#### DATASET RECORDS

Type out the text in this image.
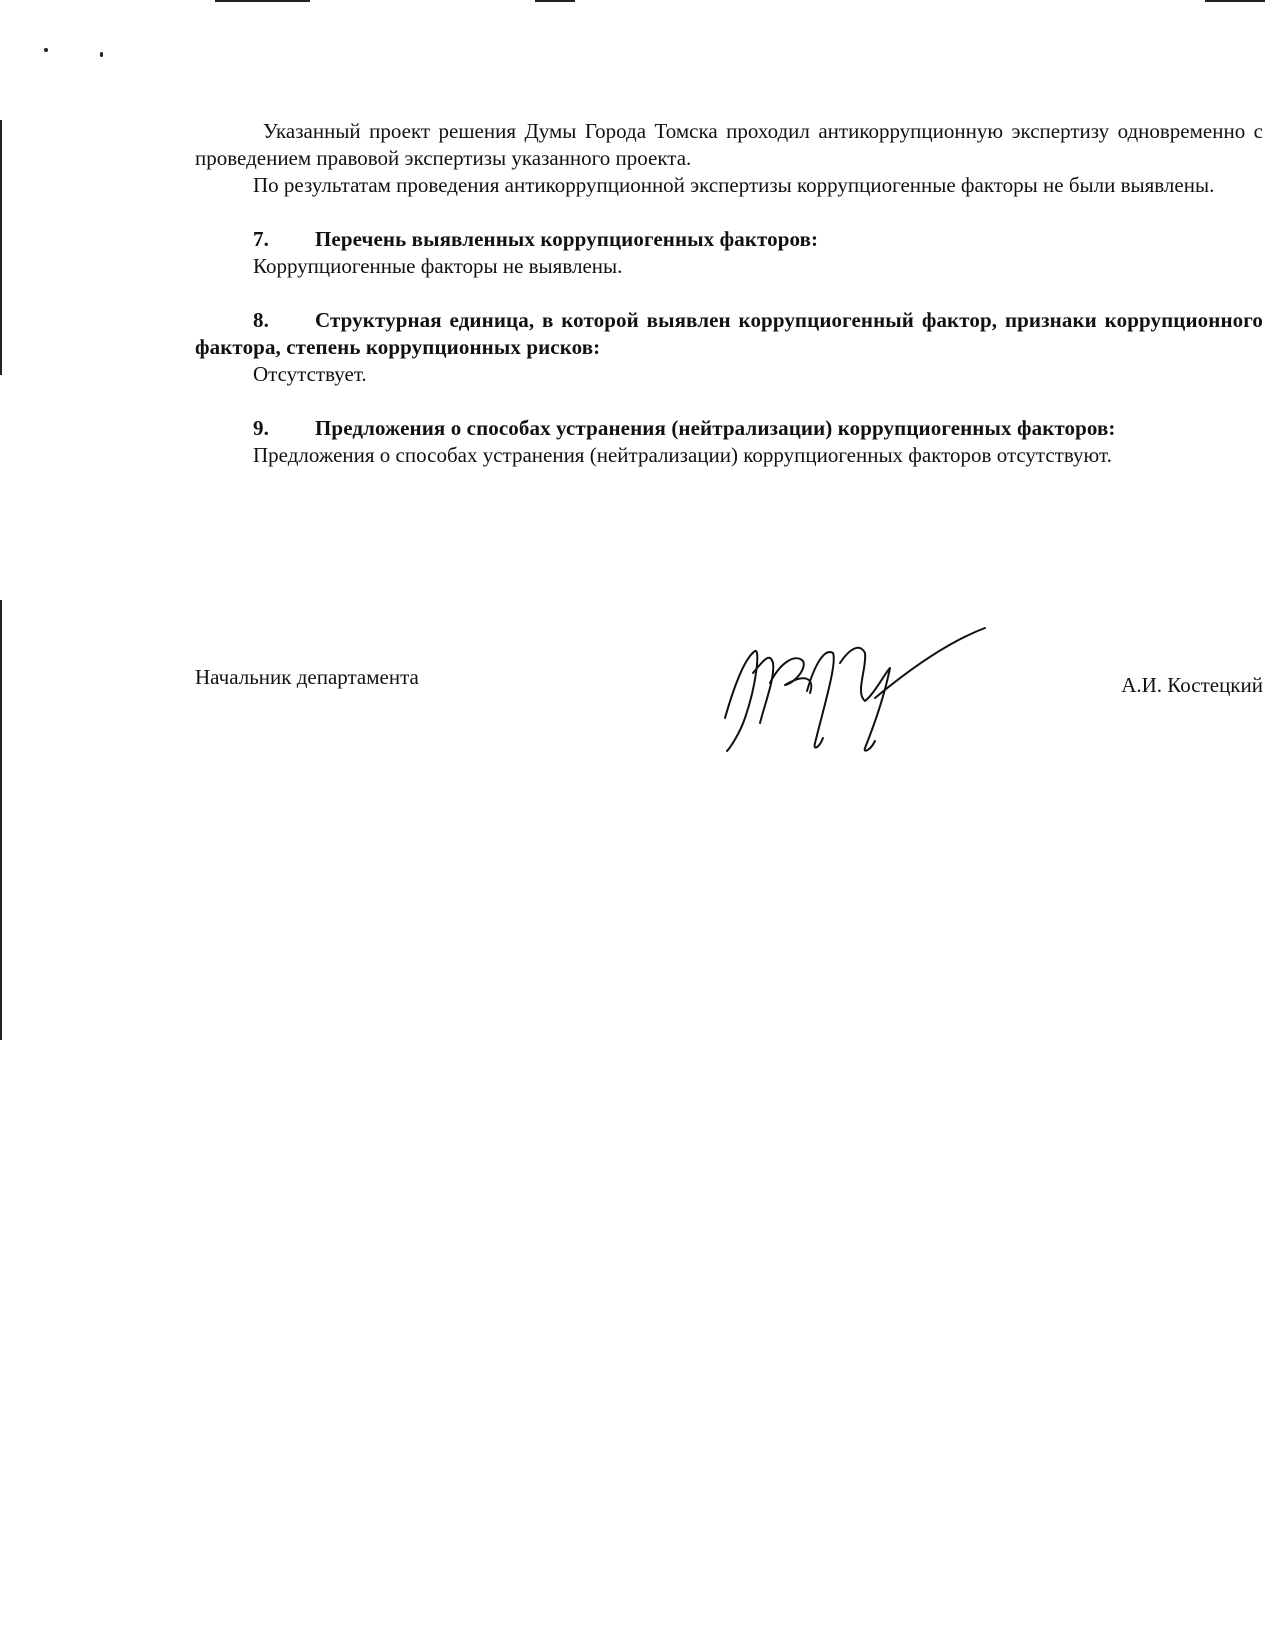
Указанный проект решения Думы Города Томска проходил антикоррупционную экспертизу одновременно с проведением правовой экспертизы указанного проекта.

По результатам проведения антикоррупционной экспертизы коррупциогенные факторы не были выявлены.

7. Перечень выявленных коррупциогенных факторов:

Коррупциогенные факторы не выявлены.

8. Структурная единица, в которой выявлен коррупциогенный фактор, признаки коррупционного фактора, степень коррупционных рисков:

Отсутствует.

9. Предложения о способах устранения (нейтрализации) коррупциогенных факторов:

Предложения о способах устранения (нейтрализации) коррупциогенных факторов отсутствуют.

Начальник департамента	А.И. Костецкий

########

SET PROBLEM: The data should be printed again unchanged; leave its pictures out.

RESULT FOR THIS TASK:
Type out the text in this image.
Указанный проект решения Думы Города Томска проходил антикоррупционную экспертизу одновременно с проведением правовой экспертизы указанного проекта.

По результатам проведения антикоррупционной экспертизы коррупциогенные факторы не были выявлены.

7. Перечень выявленных коррупциогенных факторов:

Коррупциогенные факторы не выявлены.

8. Структурная единица, в которой выявлен коррупциогенный фактор, признаки коррупционного фактора, степень коррупционных рисков:

Отсутствует.

9. Предложения о способах устранения (нейтрализации) коррупциогенных факторов:

Предложения о способах устранения (нейтрализации) коррупциогенных факторов отсутствуют.

Начальник департамента	А.И. Костецкий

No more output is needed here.